# Exercise details:
Write out the data again exactly, skipping every picture.

# Provided records:
◇ ◇ ◇
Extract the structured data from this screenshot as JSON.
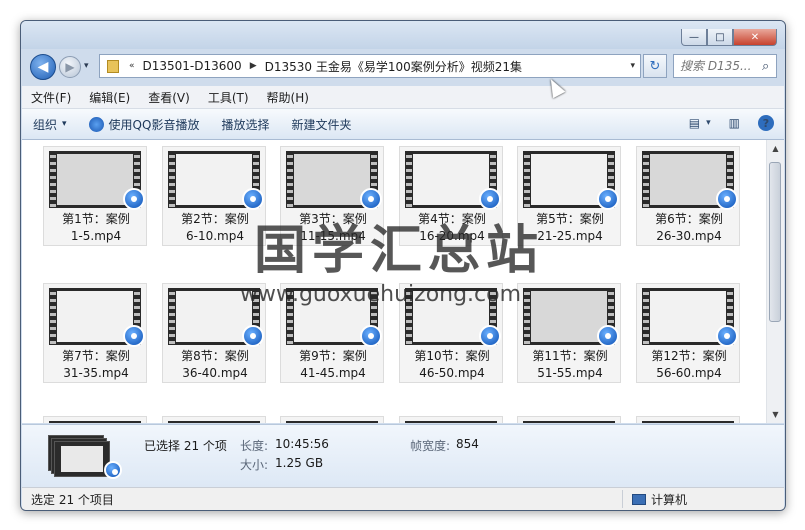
{
  "window": {
    "min_label": "—",
    "max_label": "□",
    "close_label": "✕"
  },
  "nav": {
    "back_icon": "◀",
    "forward_icon": "▶",
    "dropdown_icon": "▾"
  },
  "address": {
    "overflow_icon": "«",
    "separator_icon": "▶",
    "crumbs": [
      "D13501-D13600",
      "D13530 王金易《易学100案例分析》视频21集"
    ],
    "dropdown_icon": "▾"
  },
  "refresh_icon": "↻",
  "search": {
    "placeholder": "搜索 D135...",
    "icon": "⌕"
  },
  "menu": [
    "文件(F)",
    "编辑(E)",
    "查看(V)",
    "工具(T)",
    "帮助(H)"
  ],
  "toolbar": {
    "organize": "组织",
    "organize_arrow": "▾",
    "play_qq": "使用QQ影音播放",
    "play_selection": "播放选择",
    "new_folder": "新建文件夹",
    "view_icon": "▤",
    "view_arrow": "▾",
    "preview_icon": "▥",
    "help_icon": "?"
  },
  "files": [
    {
      "line1": "第1节：案例",
      "line2": "1-5.mp4"
    },
    {
      "line1": "第2节：案例",
      "line2": "6-10.mp4"
    },
    {
      "line1": "第3节：案例",
      "line2": "11-15.mp4"
    },
    {
      "line1": "第4节：案例",
      "line2": "16-20.mp4"
    },
    {
      "line1": "第5节：案例",
      "line2": "21-25.mp4"
    },
    {
      "line1": "第6节：案例",
      "line2": "26-30.mp4"
    },
    {
      "line1": "第7节：案例",
      "line2": "31-35.mp4"
    },
    {
      "line1": "第8节：案例",
      "line2": "36-40.mp4"
    },
    {
      "line1": "第9节：案例",
      "line2": "41-45.mp4"
    },
    {
      "line1": "第10节：案例",
      "line2": "46-50.mp4"
    },
    {
      "line1": "第11节：案例",
      "line2": "51-55.mp4"
    },
    {
      "line1": "第12节：案例",
      "line2": "56-60.mp4"
    }
  ],
  "scroll": {
    "up_icon": "▲",
    "down_icon": "▼"
  },
  "details": {
    "selected": "已选择 21 个项",
    "length_label": "长度:",
    "length_value": "10:45:56",
    "size_label": "大小:",
    "size_value": "1.25 GB",
    "framewidth_label": "帧宽度:",
    "framewidth_value": "854"
  },
  "status": {
    "left": "选定 21 个项目",
    "right": "计算机"
  },
  "watermark": {
    "cn": "国学汇总站",
    "en": "www.guoxuehuizong.com"
  },
  "colors": {
    "accent": "#2e6dbd",
    "window_frame": "#cfdcec",
    "badge": "#0b4fb3"
  }
}
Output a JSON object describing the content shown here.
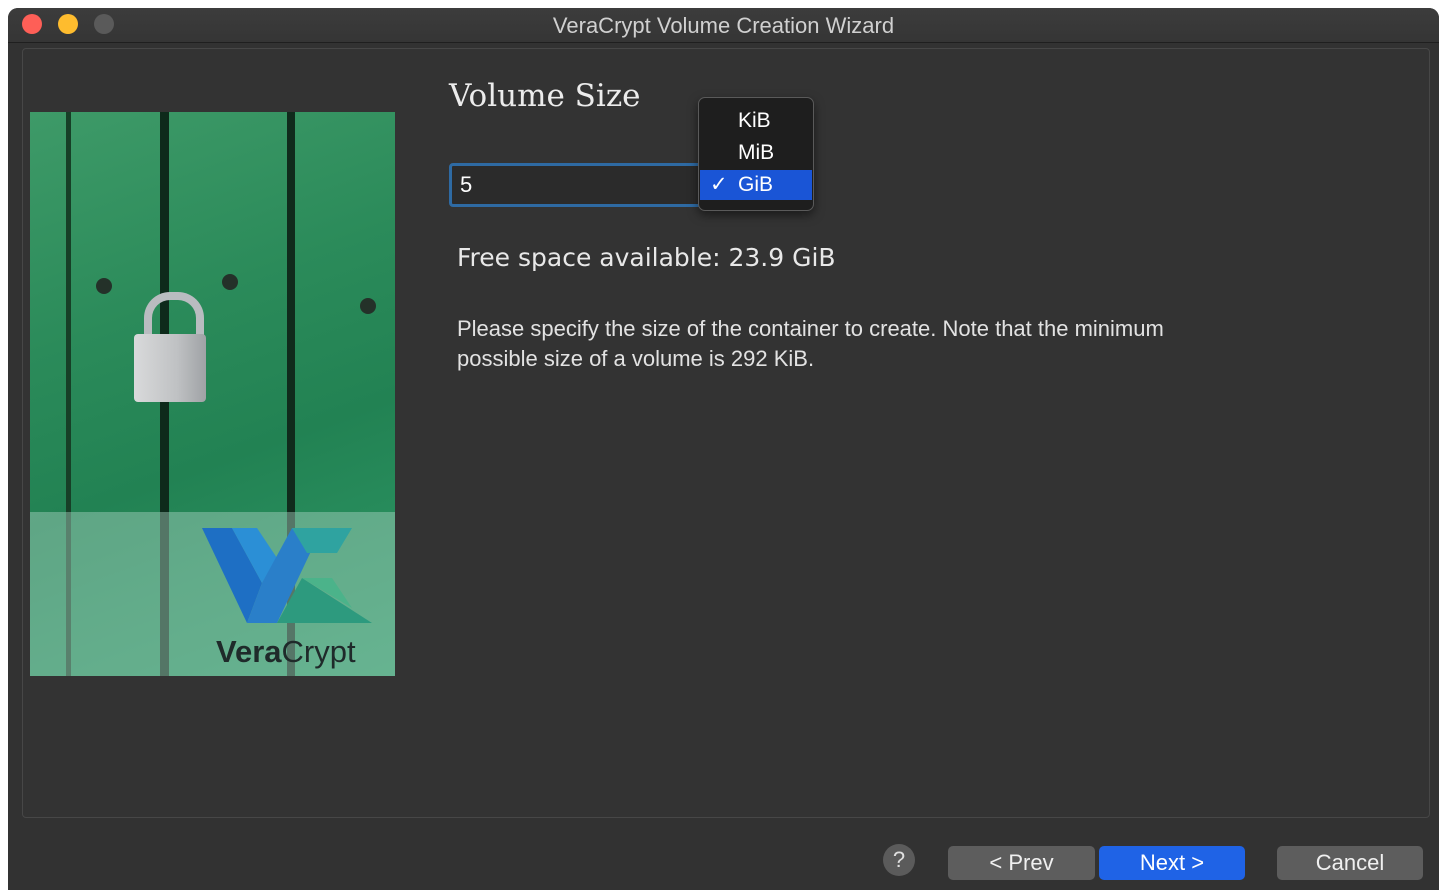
{
  "window": {
    "title": "VeraCrypt Volume Creation Wizard"
  },
  "page": {
    "heading": "Volume Size",
    "size_value": "5",
    "unit_options": [
      "KiB",
      "MiB",
      "GiB"
    ],
    "selected_unit": "GiB",
    "free_space": "Free space available: 23.9 GiB",
    "description": "Please specify the size of the container to create. Note that the minimum possible size of a volume is 292 KiB."
  },
  "logo": {
    "brand_bold": "Vera",
    "brand_rest": "Crypt"
  },
  "buttons": {
    "help": "?",
    "prev": "< Prev",
    "next": "Next >",
    "cancel": "Cancel"
  },
  "colors": {
    "accent": "#1f63e6",
    "selection": "#1a55d6"
  }
}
◇ ◇ ◇
# Task answer:
Extract the structured data from this screenshot as JSON.
{
  "window": {
    "min_label": "—",
    "max_label": "□",
    "close_label": "✕"
  },
  "nav": {
    "back_icon": "◀",
    "forward_icon": "▶",
    "dropdown_icon": "▾"
  },
  "address": {
    "overflow_icon": "«",
    "separator_icon": "▶",
    "crumbs": [
      "D13501-D13600",
      "D13530 王金易《易学100案例分析》视频21集"
    ],
    "dropdown_icon": "▾"
  },
  "refresh_icon": "↻",
  "search": {
    "placeholder": "搜索 D135...",
    "icon": "⌕"
  },
  "menu": [
    "文件(F)",
    "编辑(E)",
    "查看(V)",
    "工具(T)",
    "帮助(H)"
  ],
  "toolbar": {
    "organize": "组织",
    "organize_arrow": "▾",
    "play_qq": "使用QQ影音播放",
    "play_selection": "播放选择",
    "new_folder": "新建文件夹",
    "view_icon": "▤",
    "view_arrow": "▾",
    "preview_icon": "▥",
    "help_icon": "?"
  },
  "files": [
    {
      "line1": "第1节：案例",
      "line2": "1-5.mp4"
    },
    {
      "line1": "第2节：案例",
      "line2": "6-10.mp4"
    },
    {
      "line1": "第3节：案例",
      "line2": "11-15.mp4"
    },
    {
      "line1": "第4节：案例",
      "line2": "16-20.mp4"
    },
    {
      "line1": "第5节：案例",
      "line2": "21-25.mp4"
    },
    {
      "line1": "第6节：案例",
      "line2": "26-30.mp4"
    },
    {
      "line1": "第7节：案例",
      "line2": "31-35.mp4"
    },
    {
      "line1": "第8节：案例",
      "line2": "36-40.mp4"
    },
    {
      "line1": "第9节：案例",
      "line2": "41-45.mp4"
    },
    {
      "line1": "第10节：案例",
      "line2": "46-50.mp4"
    },
    {
      "line1": "第11节：案例",
      "line2": "51-55.mp4"
    },
    {
      "line1": "第12节：案例",
      "line2": "56-60.mp4"
    }
  ],
  "scroll": {
    "up_icon": "▲",
    "down_icon": "▼"
  },
  "details": {
    "selected": "已选择 21 个项",
    "length_label": "长度:",
    "length_value": "10:45:56",
    "size_label": "大小:",
    "size_value": "1.25 GB",
    "framewidth_label": "帧宽度:",
    "framewidth_value": "854"
  },
  "status": {
    "left": "选定 21 个项目",
    "right": "计算机"
  },
  "watermark": {
    "cn": "国学汇总站",
    "en": "www.guoxuehuizong.com"
  },
  "colors": {
    "accent": "#2e6dbd",
    "window_frame": "#cfdcec",
    "badge": "#0b4fb3"
  }
}
Output a JSON object describing the content shown here.
{
  "window": {
    "title": "VeraCrypt Volume Creation Wizard"
  },
  "page": {
    "heading": "Volume Size",
    "size_value": "5",
    "unit_options": [
      "KiB",
      "MiB",
      "GiB"
    ],
    "selected_unit": "GiB",
    "free_space": "Free space available: 23.9 GiB",
    "description": "Please specify the size of the container to create. Note that the minimum possible size of a volume is 292 KiB."
  },
  "logo": {
    "brand_bold": "Vera",
    "brand_rest": "Crypt"
  },
  "buttons": {
    "help": "?",
    "prev": "< Prev",
    "next": "Next >",
    "cancel": "Cancel"
  },
  "colors": {
    "accent": "#1f63e6",
    "selection": "#1a55d6"
  }
}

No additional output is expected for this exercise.